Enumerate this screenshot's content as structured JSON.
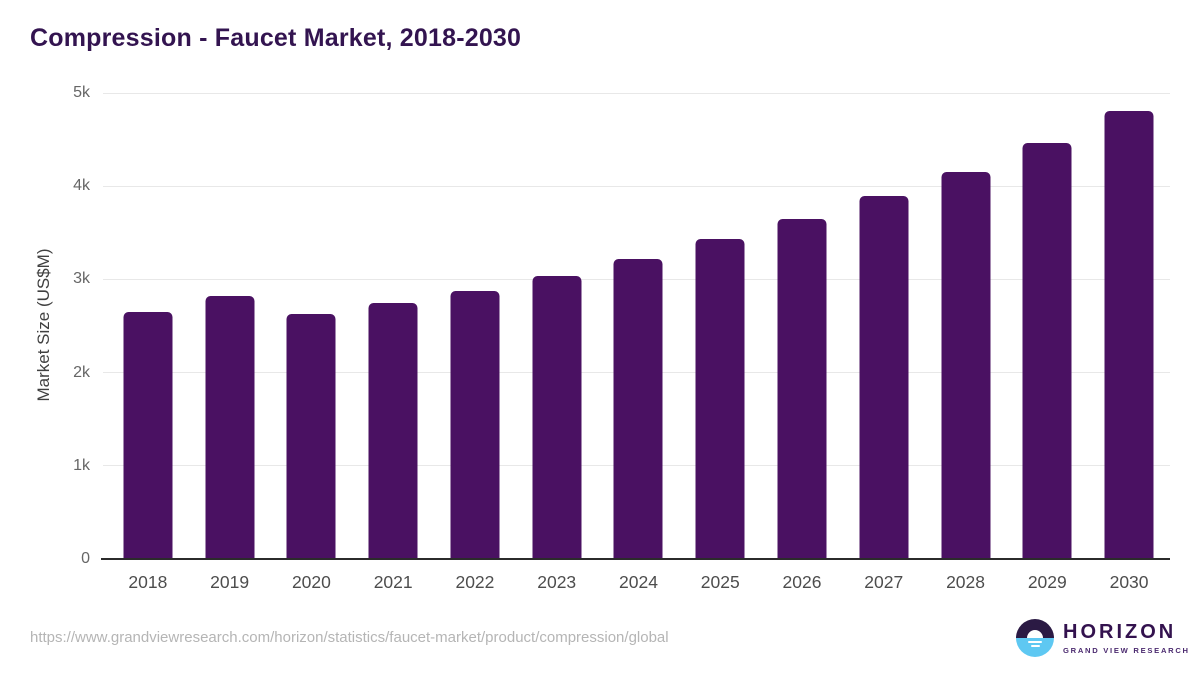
{
  "header": {
    "title": "Compression - Faucet Market, 2018-2030"
  },
  "chart_data": {
    "type": "bar",
    "title": "Compression - Faucet Market, 2018-2030",
    "categories": [
      "2018",
      "2019",
      "2020",
      "2021",
      "2022",
      "2023",
      "2024",
      "2025",
      "2026",
      "2027",
      "2028",
      "2029",
      "2030"
    ],
    "values": [
      2650,
      2820,
      2625,
      2750,
      2875,
      3040,
      3215,
      3430,
      3645,
      3900,
      4150,
      4460,
      4810
    ],
    "xlabel": "",
    "ylabel": "Market Size (US$M)",
    "ylim": [
      0,
      5000
    ],
    "yticks": [
      0,
      1000,
      2000,
      3000,
      4000,
      5000
    ],
    "ytick_labels": [
      "0",
      "1k",
      "2k",
      "3k",
      "4k",
      "5k"
    ],
    "grid": "horizontal",
    "legend": false,
    "bar_color": "#4A1162"
  },
  "footer": {
    "source_url": "https://www.grandviewresearch.com/horizon/statistics/faucet-market/product/compression/global",
    "logo": {
      "brand": "HORIZON",
      "tagline": "GRAND VIEW RESEARCH"
    }
  },
  "colors": {
    "title_text": "#331450",
    "bar": "#4A1162",
    "gridline": "#E8E8E8",
    "axis_line": "#2B2B2B",
    "ytick_label": "#666666",
    "xtick_label": "#4D4D4D",
    "url_text": "#B5B5B5",
    "logo_dark": "#2B1A44",
    "logo_blue": "#5EC8F2"
  }
}
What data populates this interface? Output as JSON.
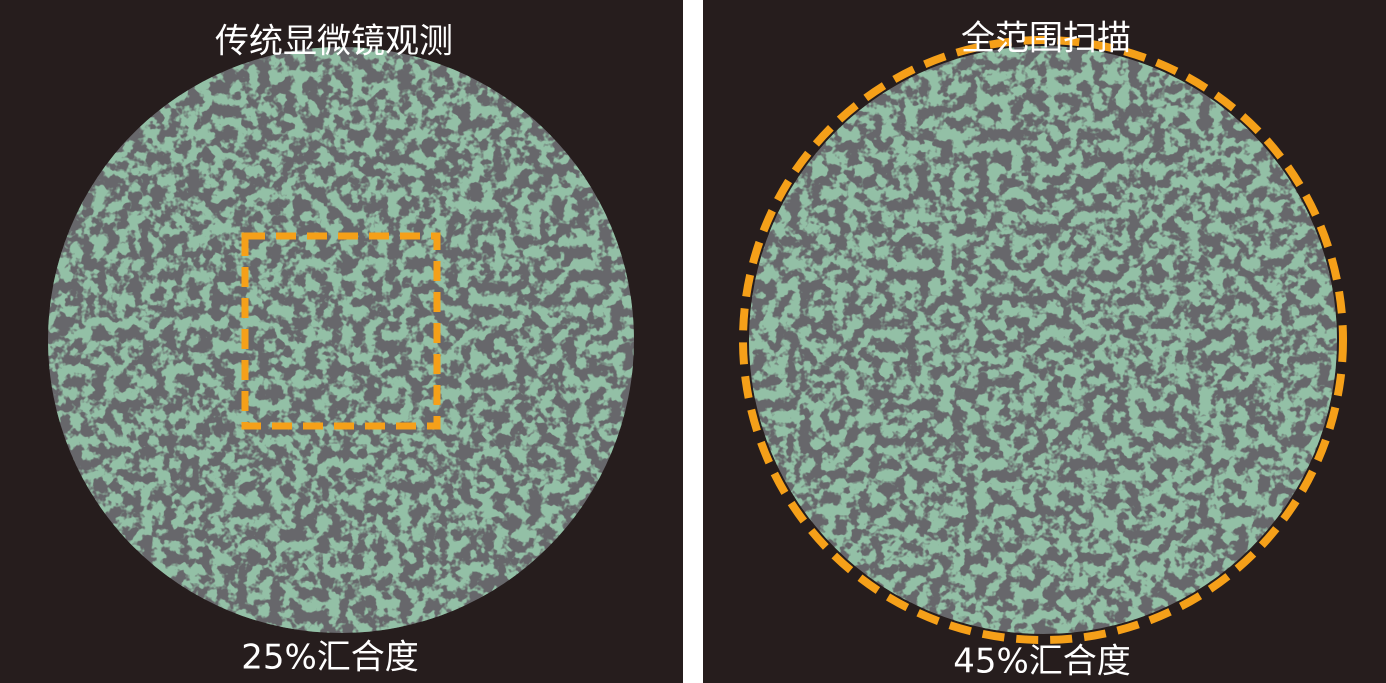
{
  "panels": [
    {
      "title": "传统显微镜观测",
      "caption": "25%汇合度"
    },
    {
      "title": "全范围扫描",
      "caption": "45%汇合度"
    }
  ]
}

### [Given problem]
The entries above are to be returned exactly, without their pictures.

### [Final result]
Enumerate this screenshot's content as structured JSON.
{
  "header": {
    "title": "Compression - Faucet Market, 2018-2030"
  },
  "chart_data": {
    "type": "bar",
    "title": "Compression - Faucet Market, 2018-2030",
    "categories": [
      "2018",
      "2019",
      "2020",
      "2021",
      "2022",
      "2023",
      "2024",
      "2025",
      "2026",
      "2027",
      "2028",
      "2029",
      "2030"
    ],
    "values": [
      2650,
      2820,
      2625,
      2750,
      2875,
      3040,
      3215,
      3430,
      3645,
      3900,
      4150,
      4460,
      4810
    ],
    "xlabel": "",
    "ylabel": "Market Size (US$M)",
    "ylim": [
      0,
      5000
    ],
    "yticks": [
      0,
      1000,
      2000,
      3000,
      4000,
      5000
    ],
    "ytick_labels": [
      "0",
      "1k",
      "2k",
      "3k",
      "4k",
      "5k"
    ],
    "grid": "horizontal",
    "legend": false,
    "bar_color": "#4A1162"
  },
  "footer": {
    "source_url": "https://www.grandviewresearch.com/horizon/statistics/faucet-market/product/compression/global",
    "logo": {
      "brand": "HORIZON",
      "tagline": "GRAND VIEW RESEARCH"
    }
  },
  "colors": {
    "title_text": "#331450",
    "bar": "#4A1162",
    "gridline": "#E8E8E8",
    "axis_line": "#2B2B2B",
    "ytick_label": "#666666",
    "xtick_label": "#4D4D4D",
    "url_text": "#B5B5B5",
    "logo_dark": "#2B1A44",
    "logo_blue": "#5EC8F2"
  }
}
What data populates this interface? Output as JSON.
{
  "panels": [
    {
      "title": "传统显微镜观测",
      "caption": "25%汇合度"
    },
    {
      "title": "全范围扫描",
      "caption": "45%汇合度"
    }
  ]
}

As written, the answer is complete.